* Direction
Work out how many lines of the records hold the string "this", and reply with that number alone.

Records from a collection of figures
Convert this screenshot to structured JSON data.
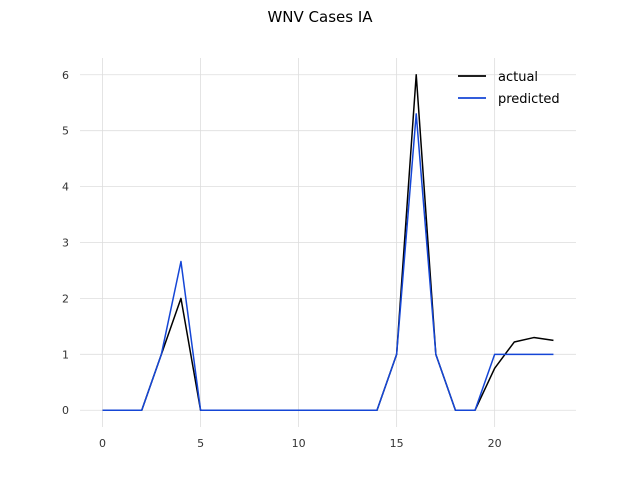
{
  "chart_data": {
    "type": "line",
    "title": "WNV Cases IA",
    "xlabel": "",
    "ylabel": "",
    "xlim": [
      -1.15,
      24.15
    ],
    "ylim": [
      -0.3,
      6.3
    ],
    "xticks": [
      0,
      5,
      10,
      15,
      20
    ],
    "yticks": [
      0,
      1,
      2,
      3,
      4,
      5,
      6
    ],
    "grid": true,
    "legend_position": "top-right",
    "x": [
      0,
      1,
      2,
      3,
      4,
      5,
      6,
      7,
      8,
      9,
      10,
      11,
      12,
      13,
      14,
      15,
      16,
      17,
      18,
      19,
      20,
      21,
      22,
      23
    ],
    "series": [
      {
        "name": "actual",
        "color": "#000000",
        "values": [
          0,
          0,
          0,
          1,
          2,
          0,
          0,
          0,
          0,
          0,
          0,
          0,
          0,
          0,
          0,
          1,
          6,
          1,
          0,
          0,
          0.75,
          1.22,
          1.3,
          1.25
        ]
      },
      {
        "name": "predicted",
        "color": "#1546d6",
        "values": [
          0,
          0,
          0,
          1,
          2.66,
          0,
          0,
          0,
          0,
          0,
          0,
          0,
          0,
          0,
          0,
          1,
          5.3,
          1,
          0,
          0,
          1,
          1,
          1,
          1
        ]
      }
    ]
  }
}
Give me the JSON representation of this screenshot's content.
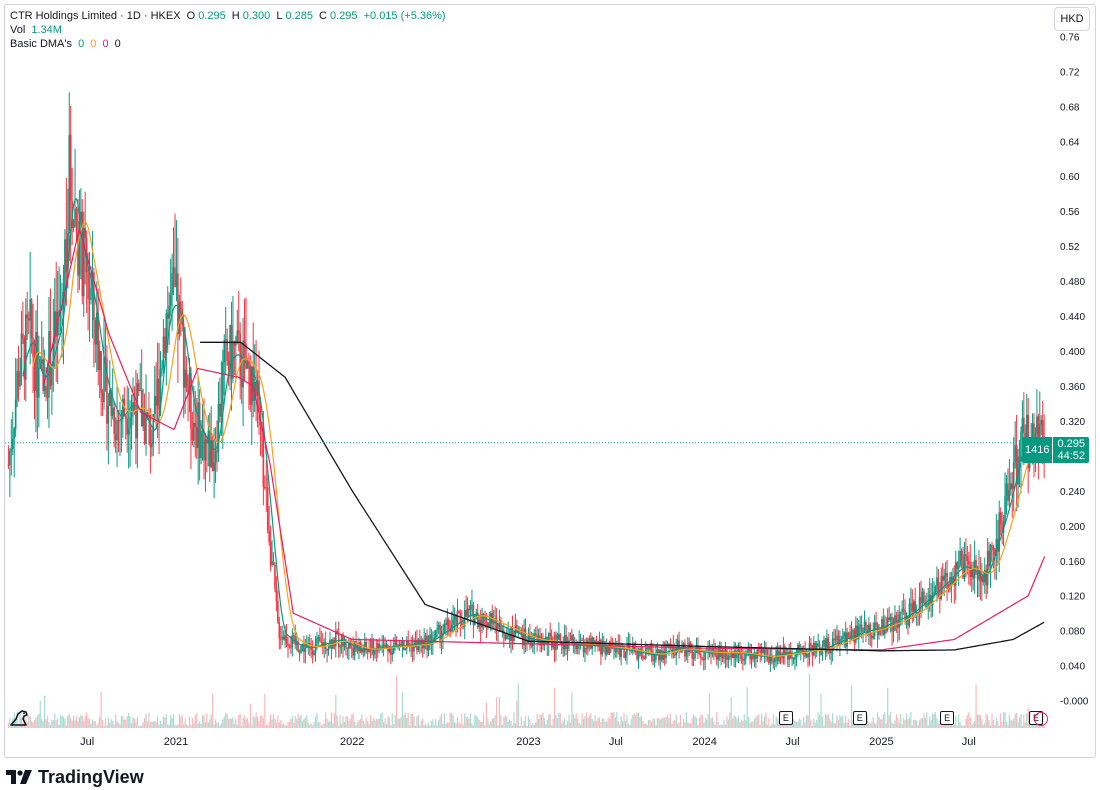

* Written reply
2